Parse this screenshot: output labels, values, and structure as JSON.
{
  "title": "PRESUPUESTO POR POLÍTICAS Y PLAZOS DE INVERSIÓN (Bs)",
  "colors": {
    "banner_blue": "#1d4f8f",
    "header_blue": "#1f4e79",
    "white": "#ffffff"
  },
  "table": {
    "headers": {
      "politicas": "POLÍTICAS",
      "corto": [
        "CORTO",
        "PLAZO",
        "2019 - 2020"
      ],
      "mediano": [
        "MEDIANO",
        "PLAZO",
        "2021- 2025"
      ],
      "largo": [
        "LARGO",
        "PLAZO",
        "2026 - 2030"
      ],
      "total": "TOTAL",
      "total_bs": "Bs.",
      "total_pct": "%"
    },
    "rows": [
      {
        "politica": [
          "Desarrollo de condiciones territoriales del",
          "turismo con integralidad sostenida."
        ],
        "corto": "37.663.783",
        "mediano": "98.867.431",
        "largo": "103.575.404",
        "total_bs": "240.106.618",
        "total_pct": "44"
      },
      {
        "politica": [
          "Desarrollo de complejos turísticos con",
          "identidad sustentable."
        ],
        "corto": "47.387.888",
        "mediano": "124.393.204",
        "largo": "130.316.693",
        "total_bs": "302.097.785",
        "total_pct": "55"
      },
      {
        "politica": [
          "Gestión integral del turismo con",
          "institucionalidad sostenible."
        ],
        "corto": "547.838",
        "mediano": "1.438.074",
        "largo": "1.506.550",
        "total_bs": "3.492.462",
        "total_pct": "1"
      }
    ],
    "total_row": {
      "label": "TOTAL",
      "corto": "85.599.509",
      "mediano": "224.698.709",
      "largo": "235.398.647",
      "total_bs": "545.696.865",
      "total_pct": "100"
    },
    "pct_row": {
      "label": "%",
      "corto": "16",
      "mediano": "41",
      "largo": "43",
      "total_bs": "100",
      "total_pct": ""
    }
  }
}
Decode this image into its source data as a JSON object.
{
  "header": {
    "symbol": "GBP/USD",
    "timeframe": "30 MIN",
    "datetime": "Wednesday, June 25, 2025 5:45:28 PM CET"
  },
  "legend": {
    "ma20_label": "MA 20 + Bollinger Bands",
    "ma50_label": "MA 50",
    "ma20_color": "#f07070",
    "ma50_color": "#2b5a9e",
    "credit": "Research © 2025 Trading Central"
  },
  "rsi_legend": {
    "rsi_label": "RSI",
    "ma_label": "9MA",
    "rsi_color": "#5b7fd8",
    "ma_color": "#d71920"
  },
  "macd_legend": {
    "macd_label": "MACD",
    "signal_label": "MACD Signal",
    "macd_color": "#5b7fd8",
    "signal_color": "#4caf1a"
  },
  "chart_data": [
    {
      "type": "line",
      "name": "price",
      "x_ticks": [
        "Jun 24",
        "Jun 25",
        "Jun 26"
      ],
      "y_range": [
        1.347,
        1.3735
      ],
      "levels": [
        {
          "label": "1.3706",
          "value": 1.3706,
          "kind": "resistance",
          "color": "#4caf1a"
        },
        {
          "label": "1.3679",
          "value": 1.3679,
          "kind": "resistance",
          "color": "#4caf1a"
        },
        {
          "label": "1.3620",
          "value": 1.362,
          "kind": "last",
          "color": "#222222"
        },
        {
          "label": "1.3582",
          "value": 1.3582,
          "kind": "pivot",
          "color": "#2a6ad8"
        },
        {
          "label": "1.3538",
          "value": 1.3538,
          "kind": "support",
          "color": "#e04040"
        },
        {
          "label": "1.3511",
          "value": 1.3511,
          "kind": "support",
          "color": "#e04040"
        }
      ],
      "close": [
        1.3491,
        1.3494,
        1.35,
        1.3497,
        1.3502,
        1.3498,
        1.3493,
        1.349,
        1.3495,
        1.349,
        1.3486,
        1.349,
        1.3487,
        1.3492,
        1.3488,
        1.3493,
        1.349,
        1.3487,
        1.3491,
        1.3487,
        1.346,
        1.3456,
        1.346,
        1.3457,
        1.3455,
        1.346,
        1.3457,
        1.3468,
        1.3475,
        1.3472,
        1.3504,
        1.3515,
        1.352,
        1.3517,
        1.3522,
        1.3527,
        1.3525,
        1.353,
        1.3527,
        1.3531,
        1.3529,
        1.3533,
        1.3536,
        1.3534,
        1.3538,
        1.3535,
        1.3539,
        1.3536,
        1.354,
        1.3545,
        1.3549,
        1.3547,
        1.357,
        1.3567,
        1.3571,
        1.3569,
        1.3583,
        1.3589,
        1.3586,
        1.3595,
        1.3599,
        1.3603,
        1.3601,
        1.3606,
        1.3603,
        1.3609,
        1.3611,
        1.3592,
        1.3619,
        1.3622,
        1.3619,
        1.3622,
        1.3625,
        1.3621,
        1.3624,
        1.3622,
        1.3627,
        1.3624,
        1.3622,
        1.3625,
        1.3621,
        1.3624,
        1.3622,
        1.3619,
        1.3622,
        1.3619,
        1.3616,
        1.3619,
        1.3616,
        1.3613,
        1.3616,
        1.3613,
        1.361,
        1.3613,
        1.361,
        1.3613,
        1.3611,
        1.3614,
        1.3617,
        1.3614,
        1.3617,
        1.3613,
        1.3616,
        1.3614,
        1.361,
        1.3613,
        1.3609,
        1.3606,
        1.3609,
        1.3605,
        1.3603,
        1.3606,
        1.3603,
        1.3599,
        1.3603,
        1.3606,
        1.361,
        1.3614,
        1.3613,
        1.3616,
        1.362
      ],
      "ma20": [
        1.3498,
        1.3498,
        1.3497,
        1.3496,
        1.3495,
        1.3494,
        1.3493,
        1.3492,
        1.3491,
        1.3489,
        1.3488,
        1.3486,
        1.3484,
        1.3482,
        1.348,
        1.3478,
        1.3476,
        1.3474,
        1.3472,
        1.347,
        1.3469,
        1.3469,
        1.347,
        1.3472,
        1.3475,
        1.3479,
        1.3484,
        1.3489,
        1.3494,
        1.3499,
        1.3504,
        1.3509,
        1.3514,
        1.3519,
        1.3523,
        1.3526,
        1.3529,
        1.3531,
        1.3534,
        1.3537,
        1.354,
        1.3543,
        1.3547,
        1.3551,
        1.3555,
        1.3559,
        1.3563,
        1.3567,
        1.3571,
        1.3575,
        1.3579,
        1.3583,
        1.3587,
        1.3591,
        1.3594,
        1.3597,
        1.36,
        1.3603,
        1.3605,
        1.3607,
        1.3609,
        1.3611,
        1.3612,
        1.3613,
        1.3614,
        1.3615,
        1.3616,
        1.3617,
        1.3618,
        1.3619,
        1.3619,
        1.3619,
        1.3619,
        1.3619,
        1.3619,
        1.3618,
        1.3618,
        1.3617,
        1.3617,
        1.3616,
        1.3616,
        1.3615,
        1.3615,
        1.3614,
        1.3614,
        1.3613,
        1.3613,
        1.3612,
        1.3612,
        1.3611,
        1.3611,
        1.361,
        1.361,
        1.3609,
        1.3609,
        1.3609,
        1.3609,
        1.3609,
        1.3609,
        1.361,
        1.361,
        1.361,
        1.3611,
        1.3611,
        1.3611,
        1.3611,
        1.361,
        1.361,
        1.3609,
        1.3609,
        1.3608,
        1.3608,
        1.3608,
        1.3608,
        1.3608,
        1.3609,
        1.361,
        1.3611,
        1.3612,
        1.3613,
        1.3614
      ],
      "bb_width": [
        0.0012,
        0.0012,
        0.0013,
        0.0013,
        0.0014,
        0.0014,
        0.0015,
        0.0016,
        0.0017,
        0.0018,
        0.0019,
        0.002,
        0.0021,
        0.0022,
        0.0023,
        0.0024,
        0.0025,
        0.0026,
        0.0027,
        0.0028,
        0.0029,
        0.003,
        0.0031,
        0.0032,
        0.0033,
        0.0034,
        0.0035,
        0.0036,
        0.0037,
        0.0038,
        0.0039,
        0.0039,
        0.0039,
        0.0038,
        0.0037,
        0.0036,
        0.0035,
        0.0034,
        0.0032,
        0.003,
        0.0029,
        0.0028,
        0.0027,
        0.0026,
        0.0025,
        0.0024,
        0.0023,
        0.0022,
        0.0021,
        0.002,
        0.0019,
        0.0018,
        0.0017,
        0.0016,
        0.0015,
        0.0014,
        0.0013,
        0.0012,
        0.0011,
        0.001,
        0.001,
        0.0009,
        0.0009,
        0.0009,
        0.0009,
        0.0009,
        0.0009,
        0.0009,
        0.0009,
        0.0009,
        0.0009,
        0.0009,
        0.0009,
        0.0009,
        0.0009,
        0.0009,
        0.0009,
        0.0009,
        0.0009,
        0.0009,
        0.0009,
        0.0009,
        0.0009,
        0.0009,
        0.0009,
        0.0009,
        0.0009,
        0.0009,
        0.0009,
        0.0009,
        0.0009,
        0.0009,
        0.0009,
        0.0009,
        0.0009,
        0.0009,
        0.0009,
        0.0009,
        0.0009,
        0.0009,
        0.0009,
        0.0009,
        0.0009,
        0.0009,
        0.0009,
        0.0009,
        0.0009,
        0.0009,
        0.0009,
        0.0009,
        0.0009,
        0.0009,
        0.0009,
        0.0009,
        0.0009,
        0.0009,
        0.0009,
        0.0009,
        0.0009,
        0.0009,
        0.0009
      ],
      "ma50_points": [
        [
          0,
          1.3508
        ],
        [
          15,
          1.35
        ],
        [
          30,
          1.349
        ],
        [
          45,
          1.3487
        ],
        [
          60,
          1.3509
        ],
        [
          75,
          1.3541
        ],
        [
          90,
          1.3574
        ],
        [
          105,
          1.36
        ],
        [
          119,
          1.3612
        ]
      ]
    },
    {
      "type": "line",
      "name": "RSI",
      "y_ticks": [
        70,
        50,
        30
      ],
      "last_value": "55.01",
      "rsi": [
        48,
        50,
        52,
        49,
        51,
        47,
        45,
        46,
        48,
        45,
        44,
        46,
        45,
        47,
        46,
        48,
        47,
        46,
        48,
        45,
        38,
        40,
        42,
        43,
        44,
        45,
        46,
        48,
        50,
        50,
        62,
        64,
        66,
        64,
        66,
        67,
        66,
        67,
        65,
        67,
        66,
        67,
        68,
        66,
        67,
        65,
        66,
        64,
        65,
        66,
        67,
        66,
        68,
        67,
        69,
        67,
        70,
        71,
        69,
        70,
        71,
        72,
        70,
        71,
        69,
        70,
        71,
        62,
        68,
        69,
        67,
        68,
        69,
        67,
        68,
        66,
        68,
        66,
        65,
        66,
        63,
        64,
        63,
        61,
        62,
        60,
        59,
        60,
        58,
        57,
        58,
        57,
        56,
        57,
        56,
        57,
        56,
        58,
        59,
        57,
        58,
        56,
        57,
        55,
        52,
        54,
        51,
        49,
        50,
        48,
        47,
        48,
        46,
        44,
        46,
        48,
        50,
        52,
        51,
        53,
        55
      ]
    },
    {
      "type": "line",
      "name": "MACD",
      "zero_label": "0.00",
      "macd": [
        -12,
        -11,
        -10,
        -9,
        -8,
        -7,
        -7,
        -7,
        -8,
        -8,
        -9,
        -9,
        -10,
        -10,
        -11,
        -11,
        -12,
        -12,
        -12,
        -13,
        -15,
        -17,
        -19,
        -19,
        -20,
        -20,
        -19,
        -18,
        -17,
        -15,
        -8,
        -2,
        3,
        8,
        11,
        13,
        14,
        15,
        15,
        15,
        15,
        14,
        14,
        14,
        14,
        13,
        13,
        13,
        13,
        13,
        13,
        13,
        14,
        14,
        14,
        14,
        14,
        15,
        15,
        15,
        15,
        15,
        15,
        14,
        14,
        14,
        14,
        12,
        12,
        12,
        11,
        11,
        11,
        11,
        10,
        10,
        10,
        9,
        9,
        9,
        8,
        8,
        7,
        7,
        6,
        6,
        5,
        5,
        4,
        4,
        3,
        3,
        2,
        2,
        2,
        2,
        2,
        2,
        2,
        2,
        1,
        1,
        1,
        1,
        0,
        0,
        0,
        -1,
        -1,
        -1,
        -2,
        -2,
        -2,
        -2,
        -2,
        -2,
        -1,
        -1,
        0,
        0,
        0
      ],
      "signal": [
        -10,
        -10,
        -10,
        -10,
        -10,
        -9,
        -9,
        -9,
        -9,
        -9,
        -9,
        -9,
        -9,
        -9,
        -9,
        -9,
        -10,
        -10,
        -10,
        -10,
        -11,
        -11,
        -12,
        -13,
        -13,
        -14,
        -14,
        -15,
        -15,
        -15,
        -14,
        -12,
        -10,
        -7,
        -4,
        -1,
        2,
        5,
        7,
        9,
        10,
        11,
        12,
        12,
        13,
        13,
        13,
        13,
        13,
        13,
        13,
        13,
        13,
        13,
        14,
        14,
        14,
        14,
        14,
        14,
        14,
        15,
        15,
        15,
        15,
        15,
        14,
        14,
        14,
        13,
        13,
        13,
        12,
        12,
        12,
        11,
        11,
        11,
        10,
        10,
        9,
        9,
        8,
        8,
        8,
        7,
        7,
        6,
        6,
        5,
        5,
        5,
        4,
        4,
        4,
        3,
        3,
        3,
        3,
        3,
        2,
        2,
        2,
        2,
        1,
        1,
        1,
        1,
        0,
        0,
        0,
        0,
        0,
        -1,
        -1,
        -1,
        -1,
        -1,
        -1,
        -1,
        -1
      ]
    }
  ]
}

---

Stated task:
Work out the count of lines containing the word "Desarrollo", then write only that count.

Result of this exercise:
2